Stored data entries:
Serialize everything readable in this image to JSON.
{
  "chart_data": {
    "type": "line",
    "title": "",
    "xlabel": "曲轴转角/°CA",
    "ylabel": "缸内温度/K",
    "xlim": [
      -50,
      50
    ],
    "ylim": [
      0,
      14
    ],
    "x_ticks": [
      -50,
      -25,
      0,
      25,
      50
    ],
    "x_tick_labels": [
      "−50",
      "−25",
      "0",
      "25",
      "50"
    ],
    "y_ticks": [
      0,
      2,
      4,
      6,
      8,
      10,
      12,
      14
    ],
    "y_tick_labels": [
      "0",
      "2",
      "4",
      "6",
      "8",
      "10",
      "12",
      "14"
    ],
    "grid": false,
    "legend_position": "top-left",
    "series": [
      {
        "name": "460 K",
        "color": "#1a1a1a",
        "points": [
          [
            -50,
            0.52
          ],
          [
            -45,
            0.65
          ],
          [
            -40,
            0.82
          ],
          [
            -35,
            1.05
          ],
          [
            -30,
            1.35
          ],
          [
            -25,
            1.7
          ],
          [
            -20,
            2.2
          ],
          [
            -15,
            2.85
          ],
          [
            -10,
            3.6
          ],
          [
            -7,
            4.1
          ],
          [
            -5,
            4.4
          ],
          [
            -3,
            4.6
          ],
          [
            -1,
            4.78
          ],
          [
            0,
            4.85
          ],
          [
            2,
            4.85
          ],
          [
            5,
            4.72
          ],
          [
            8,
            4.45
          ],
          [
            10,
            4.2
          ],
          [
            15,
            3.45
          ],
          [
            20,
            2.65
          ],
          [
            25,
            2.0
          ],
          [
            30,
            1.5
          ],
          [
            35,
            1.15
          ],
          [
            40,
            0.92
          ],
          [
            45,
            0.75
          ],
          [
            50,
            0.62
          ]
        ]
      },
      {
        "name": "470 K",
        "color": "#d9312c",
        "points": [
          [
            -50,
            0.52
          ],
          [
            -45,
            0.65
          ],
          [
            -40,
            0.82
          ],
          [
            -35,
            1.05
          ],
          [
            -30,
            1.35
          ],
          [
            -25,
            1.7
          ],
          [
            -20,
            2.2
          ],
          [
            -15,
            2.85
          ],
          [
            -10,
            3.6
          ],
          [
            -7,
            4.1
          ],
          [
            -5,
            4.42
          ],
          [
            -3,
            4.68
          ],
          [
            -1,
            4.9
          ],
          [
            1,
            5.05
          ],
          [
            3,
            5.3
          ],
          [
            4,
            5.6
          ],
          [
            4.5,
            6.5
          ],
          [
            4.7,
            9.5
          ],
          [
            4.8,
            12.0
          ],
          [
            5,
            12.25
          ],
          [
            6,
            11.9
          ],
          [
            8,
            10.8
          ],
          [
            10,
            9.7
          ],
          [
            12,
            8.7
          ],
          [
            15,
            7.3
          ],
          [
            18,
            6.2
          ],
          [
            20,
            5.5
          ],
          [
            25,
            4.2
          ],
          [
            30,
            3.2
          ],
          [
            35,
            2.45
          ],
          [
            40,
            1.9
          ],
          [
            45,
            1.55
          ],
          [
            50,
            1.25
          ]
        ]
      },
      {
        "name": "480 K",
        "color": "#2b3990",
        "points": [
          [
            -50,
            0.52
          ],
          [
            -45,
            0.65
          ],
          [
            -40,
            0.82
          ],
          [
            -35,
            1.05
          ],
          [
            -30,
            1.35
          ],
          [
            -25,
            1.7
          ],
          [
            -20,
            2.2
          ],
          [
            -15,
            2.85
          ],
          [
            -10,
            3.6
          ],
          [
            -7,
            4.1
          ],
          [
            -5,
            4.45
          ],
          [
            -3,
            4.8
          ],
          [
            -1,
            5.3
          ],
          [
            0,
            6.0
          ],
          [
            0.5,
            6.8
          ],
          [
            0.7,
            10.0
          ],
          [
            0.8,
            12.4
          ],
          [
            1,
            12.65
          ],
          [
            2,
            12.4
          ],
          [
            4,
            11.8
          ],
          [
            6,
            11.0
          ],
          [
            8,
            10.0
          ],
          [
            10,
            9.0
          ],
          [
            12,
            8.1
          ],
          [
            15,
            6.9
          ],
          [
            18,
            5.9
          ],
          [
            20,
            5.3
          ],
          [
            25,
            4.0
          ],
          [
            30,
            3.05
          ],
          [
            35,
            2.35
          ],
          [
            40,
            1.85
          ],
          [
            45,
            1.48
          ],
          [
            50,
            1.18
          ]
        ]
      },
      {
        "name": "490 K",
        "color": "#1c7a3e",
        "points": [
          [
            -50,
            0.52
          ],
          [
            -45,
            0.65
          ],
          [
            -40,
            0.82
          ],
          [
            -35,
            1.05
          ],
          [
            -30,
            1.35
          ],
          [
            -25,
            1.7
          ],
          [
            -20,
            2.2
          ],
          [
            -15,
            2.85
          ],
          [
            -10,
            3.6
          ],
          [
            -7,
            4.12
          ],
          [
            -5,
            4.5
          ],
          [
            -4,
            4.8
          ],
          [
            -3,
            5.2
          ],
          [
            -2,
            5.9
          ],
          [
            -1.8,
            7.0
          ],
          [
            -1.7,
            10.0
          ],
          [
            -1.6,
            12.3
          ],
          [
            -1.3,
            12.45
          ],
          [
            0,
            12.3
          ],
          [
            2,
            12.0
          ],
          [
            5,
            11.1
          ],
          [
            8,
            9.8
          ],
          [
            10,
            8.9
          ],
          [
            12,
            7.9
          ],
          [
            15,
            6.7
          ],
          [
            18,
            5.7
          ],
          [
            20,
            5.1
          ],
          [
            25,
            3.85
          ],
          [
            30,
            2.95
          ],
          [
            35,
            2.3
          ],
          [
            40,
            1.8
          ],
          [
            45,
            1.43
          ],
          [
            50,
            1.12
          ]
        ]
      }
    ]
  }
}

:: Task ::
Copy each entry exactly, with nothing added or dropped.

:: Finished answer ::
Serialize everything readable in this image to JSON.
{
  "chart_data": {
    "type": "line",
    "title": "",
    "xlabel": "曲轴转角/°CA",
    "ylabel": "缸内温度/K",
    "xlim": [
      -50,
      50
    ],
    "ylim": [
      0,
      14
    ],
    "x_ticks": [
      -50,
      -25,
      0,
      25,
      50
    ],
    "x_tick_labels": [
      "−50",
      "−25",
      "0",
      "25",
      "50"
    ],
    "y_ticks": [
      0,
      2,
      4,
      6,
      8,
      10,
      12,
      14
    ],
    "y_tick_labels": [
      "0",
      "2",
      "4",
      "6",
      "8",
      "10",
      "12",
      "14"
    ],
    "grid": false,
    "legend_position": "top-left",
    "series": [
      {
        "name": "460 K",
        "color": "#1a1a1a",
        "points": [
          [
            -50,
            0.52
          ],
          [
            -45,
            0.65
          ],
          [
            -40,
            0.82
          ],
          [
            -35,
            1.05
          ],
          [
            -30,
            1.35
          ],
          [
            -25,
            1.7
          ],
          [
            -20,
            2.2
          ],
          [
            -15,
            2.85
          ],
          [
            -10,
            3.6
          ],
          [
            -7,
            4.1
          ],
          [
            -5,
            4.4
          ],
          [
            -3,
            4.6
          ],
          [
            -1,
            4.78
          ],
          [
            0,
            4.85
          ],
          [
            2,
            4.85
          ],
          [
            5,
            4.72
          ],
          [
            8,
            4.45
          ],
          [
            10,
            4.2
          ],
          [
            15,
            3.45
          ],
          [
            20,
            2.65
          ],
          [
            25,
            2.0
          ],
          [
            30,
            1.5
          ],
          [
            35,
            1.15
          ],
          [
            40,
            0.92
          ],
          [
            45,
            0.75
          ],
          [
            50,
            0.62
          ]
        ]
      },
      {
        "name": "470 K",
        "color": "#d9312c",
        "points": [
          [
            -50,
            0.52
          ],
          [
            -45,
            0.65
          ],
          [
            -40,
            0.82
          ],
          [
            -35,
            1.05
          ],
          [
            -30,
            1.35
          ],
          [
            -25,
            1.7
          ],
          [
            -20,
            2.2
          ],
          [
            -15,
            2.85
          ],
          [
            -10,
            3.6
          ],
          [
            -7,
            4.1
          ],
          [
            -5,
            4.42
          ],
          [
            -3,
            4.68
          ],
          [
            -1,
            4.9
          ],
          [
            1,
            5.05
          ],
          [
            3,
            5.3
          ],
          [
            4,
            5.6
          ],
          [
            4.5,
            6.5
          ],
          [
            4.7,
            9.5
          ],
          [
            4.8,
            12.0
          ],
          [
            5,
            12.25
          ],
          [
            6,
            11.9
          ],
          [
            8,
            10.8
          ],
          [
            10,
            9.7
          ],
          [
            12,
            8.7
          ],
          [
            15,
            7.3
          ],
          [
            18,
            6.2
          ],
          [
            20,
            5.5
          ],
          [
            25,
            4.2
          ],
          [
            30,
            3.2
          ],
          [
            35,
            2.45
          ],
          [
            40,
            1.9
          ],
          [
            45,
            1.55
          ],
          [
            50,
            1.25
          ]
        ]
      },
      {
        "name": "480 K",
        "color": "#2b3990",
        "points": [
          [
            -50,
            0.52
          ],
          [
            -45,
            0.65
          ],
          [
            -40,
            0.82
          ],
          [
            -35,
            1.05
          ],
          [
            -30,
            1.35
          ],
          [
            -25,
            1.7
          ],
          [
            -20,
            2.2
          ],
          [
            -15,
            2.85
          ],
          [
            -10,
            3.6
          ],
          [
            -7,
            4.1
          ],
          [
            -5,
            4.45
          ],
          [
            -3,
            4.8
          ],
          [
            -1,
            5.3
          ],
          [
            0,
            6.0
          ],
          [
            0.5,
            6.8
          ],
          [
            0.7,
            10.0
          ],
          [
            0.8,
            12.4
          ],
          [
            1,
            12.65
          ],
          [
            2,
            12.4
          ],
          [
            4,
            11.8
          ],
          [
            6,
            11.0
          ],
          [
            8,
            10.0
          ],
          [
            10,
            9.0
          ],
          [
            12,
            8.1
          ],
          [
            15,
            6.9
          ],
          [
            18,
            5.9
          ],
          [
            20,
            5.3
          ],
          [
            25,
            4.0
          ],
          [
            30,
            3.05
          ],
          [
            35,
            2.35
          ],
          [
            40,
            1.85
          ],
          [
            45,
            1.48
          ],
          [
            50,
            1.18
          ]
        ]
      },
      {
        "name": "490 K",
        "color": "#1c7a3e",
        "points": [
          [
            -50,
            0.52
          ],
          [
            -45,
            0.65
          ],
          [
            -40,
            0.82
          ],
          [
            -35,
            1.05
          ],
          [
            -30,
            1.35
          ],
          [
            -25,
            1.7
          ],
          [
            -20,
            2.2
          ],
          [
            -15,
            2.85
          ],
          [
            -10,
            3.6
          ],
          [
            -7,
            4.12
          ],
          [
            -5,
            4.5
          ],
          [
            -4,
            4.8
          ],
          [
            -3,
            5.2
          ],
          [
            -2,
            5.9
          ],
          [
            -1.8,
            7.0
          ],
          [
            -1.7,
            10.0
          ],
          [
            -1.6,
            12.3
          ],
          [
            -1.3,
            12.45
          ],
          [
            0,
            12.3
          ],
          [
            2,
            12.0
          ],
          [
            5,
            11.1
          ],
          [
            8,
            9.8
          ],
          [
            10,
            8.9
          ],
          [
            12,
            7.9
          ],
          [
            15,
            6.7
          ],
          [
            18,
            5.7
          ],
          [
            20,
            5.1
          ],
          [
            25,
            3.85
          ],
          [
            30,
            2.95
          ],
          [
            35,
            2.3
          ],
          [
            40,
            1.8
          ],
          [
            45,
            1.43
          ],
          [
            50,
            1.12
          ]
        ]
      }
    ]
  }
}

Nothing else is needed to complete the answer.